STATED TASK: Using the listing below, please gather every line containing the word "date".

DATA SHOWN:
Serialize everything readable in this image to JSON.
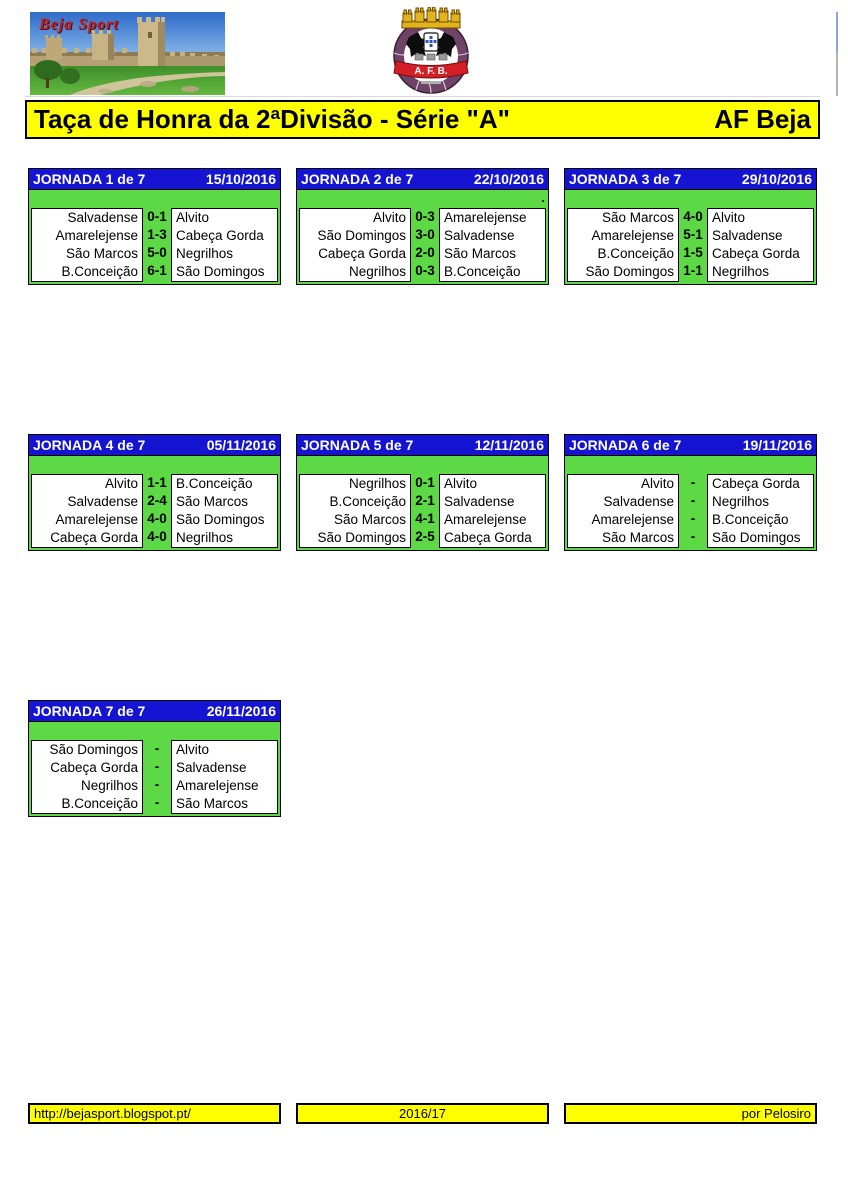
{
  "header": {
    "photo_caption": "Beja Sport",
    "logo_initials": "A. F. B.",
    "title": "Taça de Honra da 2ªDivisão - Série \"A\"",
    "association": "AF Beja"
  },
  "colors": {
    "jornada_header_blue": "#1414d2",
    "score_bar_green": "#5cd944",
    "banner_yellow": "#ffff00",
    "crest_plum": "#6e4366",
    "crest_red": "#d41f26",
    "crest_gold": "#e3b31e",
    "caption_red": "#c41f1f"
  },
  "jornadas": [
    {
      "title": "JORNADA 1 de 7",
      "date": "15/10/2016",
      "note": "",
      "matches": [
        {
          "home": "Salvadense",
          "score": "0-1",
          "away": "Alvito"
        },
        {
          "home": "Amarelejense",
          "score": "1-3",
          "away": "Cabeça Gorda"
        },
        {
          "home": "São Marcos",
          "score": "5-0",
          "away": "Negrilhos"
        },
        {
          "home": "B.Conceição",
          "score": "6-1",
          "away": "São Domingos"
        }
      ]
    },
    {
      "title": "JORNADA 2 de 7",
      "date": "22/10/2016",
      "note": ".",
      "matches": [
        {
          "home": "Alvito",
          "score": "0-3",
          "away": "Amarelejense"
        },
        {
          "home": "São Domingos",
          "score": "3-0",
          "away": "Salvadense"
        },
        {
          "home": "Cabeça Gorda",
          "score": "2-0",
          "away": "São Marcos"
        },
        {
          "home": "Negrilhos",
          "score": "0-3",
          "away": "B.Conceição"
        }
      ]
    },
    {
      "title": "JORNADA 3 de 7",
      "date": "29/10/2016",
      "note": "",
      "matches": [
        {
          "home": "São Marcos",
          "score": "4-0",
          "away": "Alvito"
        },
        {
          "home": "Amarelejense",
          "score": "5-1",
          "away": "Salvadense"
        },
        {
          "home": "B.Conceição",
          "score": "1-5",
          "away": "Cabeça Gorda"
        },
        {
          "home": "São Domingos",
          "score": "1-1",
          "away": "Negrilhos"
        }
      ]
    },
    {
      "title": "JORNADA 4 de 7",
      "date": "05/11/2016",
      "note": "",
      "matches": [
        {
          "home": "Alvito",
          "score": "1-1",
          "away": "B.Conceição"
        },
        {
          "home": "Salvadense",
          "score": "2-4",
          "away": "São Marcos"
        },
        {
          "home": "Amarelejense",
          "score": "4-0",
          "away": "São Domingos"
        },
        {
          "home": "Cabeça Gorda",
          "score": "4-0",
          "away": "Negrilhos"
        }
      ]
    },
    {
      "title": "JORNADA 5 de 7",
      "date": "12/11/2016",
      "note": "",
      "matches": [
        {
          "home": "Negrilhos",
          "score": "0-1",
          "away": "Alvito"
        },
        {
          "home": "B.Conceição",
          "score": "2-1",
          "away": "Salvadense"
        },
        {
          "home": "São Marcos",
          "score": "4-1",
          "away": "Amarelejense"
        },
        {
          "home": "São Domingos",
          "score": "2-5",
          "away": "Cabeça Gorda"
        }
      ]
    },
    {
      "title": "JORNADA 6 de 7",
      "date": "19/11/2016",
      "note": "",
      "matches": [
        {
          "home": "Alvito",
          "score": "-",
          "away": "Cabeça Gorda"
        },
        {
          "home": "Salvadense",
          "score": "-",
          "away": "Negrilhos"
        },
        {
          "home": "Amarelejense",
          "score": "-",
          "away": "B.Conceição"
        },
        {
          "home": "São Marcos",
          "score": "-",
          "away": "São Domingos"
        }
      ]
    },
    {
      "title": "JORNADA 7 de 7",
      "date": "26/11/2016",
      "note": "",
      "matches": [
        {
          "home": "São Domingos",
          "score": "-",
          "away": "Alvito"
        },
        {
          "home": "Cabeça Gorda",
          "score": "-",
          "away": "Salvadense"
        },
        {
          "home": "Negrilhos",
          "score": "-",
          "away": "Amarelejense"
        },
        {
          "home": "B.Conceição",
          "score": "-",
          "away": "São Marcos"
        }
      ]
    }
  ],
  "footer": {
    "url": "http://bejasport.blogspot.pt/",
    "season": "2016/17",
    "credit": "por Pelosiro"
  }
}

FINAL RESULT:
      "date": "15/10/2016",
      "date": "22/10/2016",
      "date": "29/10/2016",
      "date": "05/11/2016",
      "date": "12/11/2016",
      "date": "19/11/2016",
      "date": "26/11/2016",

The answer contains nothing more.